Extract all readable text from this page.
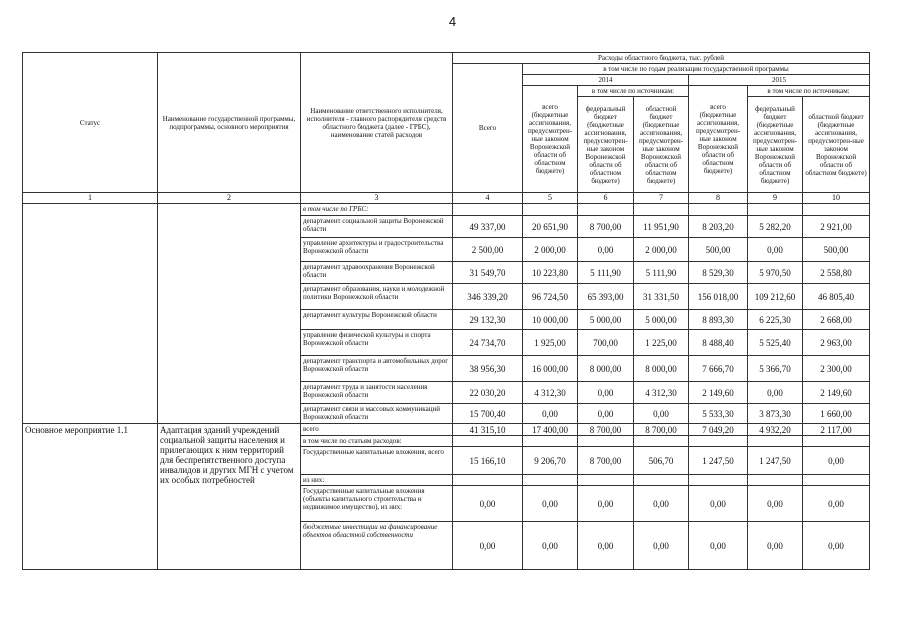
4
Статус	Наименование государственной программы, подпрограммы, основного мероприятия	Наименование ответственного исполнителя, исполнителя - главного распорядителя средств областного бюджета (далее - ГРБС), наименование статей расходов	Расходы областного бюджета, тыс. рублей						
			Всего	в том числе по годам реализации государственной программы					
				2014			2015		
				всего (бюджетные ассигнования, предусмотрен-ные законом Воронежской области об областном бюджете)	в том числе по источникам:		всего (бюджетные ассигнования, предусмотрен-ные законом Воронежской области об областном бюджете)	в том числе по источникам:	
					федеральный бюджет (бюджетные ассигнования, предусмотрен-ные законом Воронежской области об областном бюджете)	областной бюджет (бюджетные ассигнования, предусмотрен-ные законом Воронежской области об областном бюджете)		федеральный бюджет (бюджетные ассигнования, предусмотрен-ные законом Воронежской области об областном бюджете)	областной бюджет (бюджетные ассигнования, предусмотрен-ные законом Воронежской области об областном бюджете)
1	2	3	4	5	6	7	8	9	10
		в том числе по ГРБС:							
		департамент социальной защиты Воронежской области	49 337,00	20 651,90	8 700,00	11 951,90	8 203,20	5 282,20	2 921,00
		управление архитектуры и градостроительства Воронежской области	2 500,00	2 000,00	0,00	2 000,00	500,00	0,00	500,00
		департамент здравоохранения Воронежской области	31 549,70	10 223,80	5 111,90	5 111,90	8 529,30	5 970,50	2 558,80
		департамент образования, науки и молодежной политики Воронежской области	346 339,20	96 724,50	65 393,00	31 331,50	156 018,00	109 212,60	46 805,40
		департамент культуры Воронежской области	29 132,30	10 000,00	5 000,00	5 000,00	8 893,30	6 225,30	2 668,00
		управление физической культуры и спорта Воронежской области	24 734,70	1 925,00	700,00	1 225,00	8 488,40	5 525,40	2 963,00
		департамент транспорта и автомобильных дорог Воронежской области	38 956,30	16 000,00	8 000,00	8 000,00	7 666,70	5 366,70	2 300,00
		департамент труда и занятости населения Воронежской области	22 030,20	4 312,30	0,00	4 312,30	2 149,60	0,00	2 149,60
		департамент связи и массовых коммуникаций Воронежской области	15 700,40	0,00	0,00	0,00	5 533,30	3 873,30	1 660,00
Основное мероприятие 1.1	Адаптация зданий учреждений социальной защиты населения и прилегающих к ним территорий для беспрепятственного доступа инвалидов и других МГН с учетом их особых потребностей	всего	41 315,10	17 400,00	8 700,00	8 700,00	7 049,20	4 932,20	2 117,00
		в том числе по статьям расходов:							
		Государственные капитальные вложения, всего	15 166,10	9 206,70	8 700,00	506,70	1 247,50	1 247,50	0,00
		из них:							
		Государственные капитальные вложения (объекты капитального строительства и недвижимое имущество), из них:	0,00	0,00	0,00	0,00	0,00	0,00	0,00
		бюджетные инвестиции на финансирование объектов областной собственности	0,00	0,00	0,00	0,00	0,00	0,00	0,00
⁂
:: Written task ::
Print every entry exactly as written, without the pictures.

:: Response ::
Extract all readable text from this page.
4
Статус	Наименование государственной программы, подпрограммы, основного мероприятия	Наименование ответственного исполнителя, исполнителя - главного распорядителя средств областного бюджета (далее - ГРБС), наименование статей расходов	Расходы областного бюджета, тыс. рублей						
			Всего	в том числе по годам реализации государственной программы					
				2014			2015		
				всего (бюджетные ассигнования, предусмотрен-ные законом Воронежской области об областном бюджете)	в том числе по источникам:		всего (бюджетные ассигнования, предусмотрен-ные законом Воронежской области об областном бюджете)	в том числе по источникам:	
					федеральный бюджет (бюджетные ассигнования, предусмотрен-ные законом Воронежской области об областном бюджете)	областной бюджет (бюджетные ассигнования, предусмотрен-ные законом Воронежской области об областном бюджете)		федеральный бюджет (бюджетные ассигнования, предусмотрен-ные законом Воронежской области об областном бюджете)	областной бюджет (бюджетные ассигнования, предусмотрен-ные законом Воронежской области об областном бюджете)
1	2	3	4	5	6	7	8	9	10
		в том числе по ГРБС:							
		департамент социальной защиты Воронежской области	49 337,00	20 651,90	8 700,00	11 951,90	8 203,20	5 282,20	2 921,00
		управление архитектуры и градостроительства Воронежской области	2 500,00	2 000,00	0,00	2 000,00	500,00	0,00	500,00
		департамент здравоохранения Воронежской области	31 549,70	10 223,80	5 111,90	5 111,90	8 529,30	5 970,50	2 558,80
		департамент образования, науки и молодежной политики Воронежской области	346 339,20	96 724,50	65 393,00	31 331,50	156 018,00	109 212,60	46 805,40
		департамент культуры Воронежской области	29 132,30	10 000,00	5 000,00	5 000,00	8 893,30	6 225,30	2 668,00
		управление физической культуры и спорта Воронежской области	24 734,70	1 925,00	700,00	1 225,00	8 488,40	5 525,40	2 963,00
		департамент транспорта и автомобильных дорог Воронежской области	38 956,30	16 000,00	8 000,00	8 000,00	7 666,70	5 366,70	2 300,00
		департамент труда и занятости населения Воронежской области	22 030,20	4 312,30	0,00	4 312,30	2 149,60	0,00	2 149,60
		департамент связи и массовых коммуникаций Воронежской области	15 700,40	0,00	0,00	0,00	5 533,30	3 873,30	1 660,00
Основное мероприятие 1.1	Адаптация зданий учреждений социальной защиты населения и прилегающих к ним территорий для беспрепятственного доступа инвалидов и других МГН с учетом их особых потребностей	всего	41 315,10	17 400,00	8 700,00	8 700,00	7 049,20	4 932,20	2 117,00
		в том числе по статьям расходов:							
		Государственные капитальные вложения, всего	15 166,10	9 206,70	8 700,00	506,70	1 247,50	1 247,50	0,00
		из них:							
		Государственные капитальные вложения (объекты капитального строительства и недвижимое имущество), из них:	0,00	0,00	0,00	0,00	0,00	0,00	0,00
		бюджетные инвестиции на финансирование объектов областной собственности	0,00	0,00	0,00	0,00	0,00	0,00	0,00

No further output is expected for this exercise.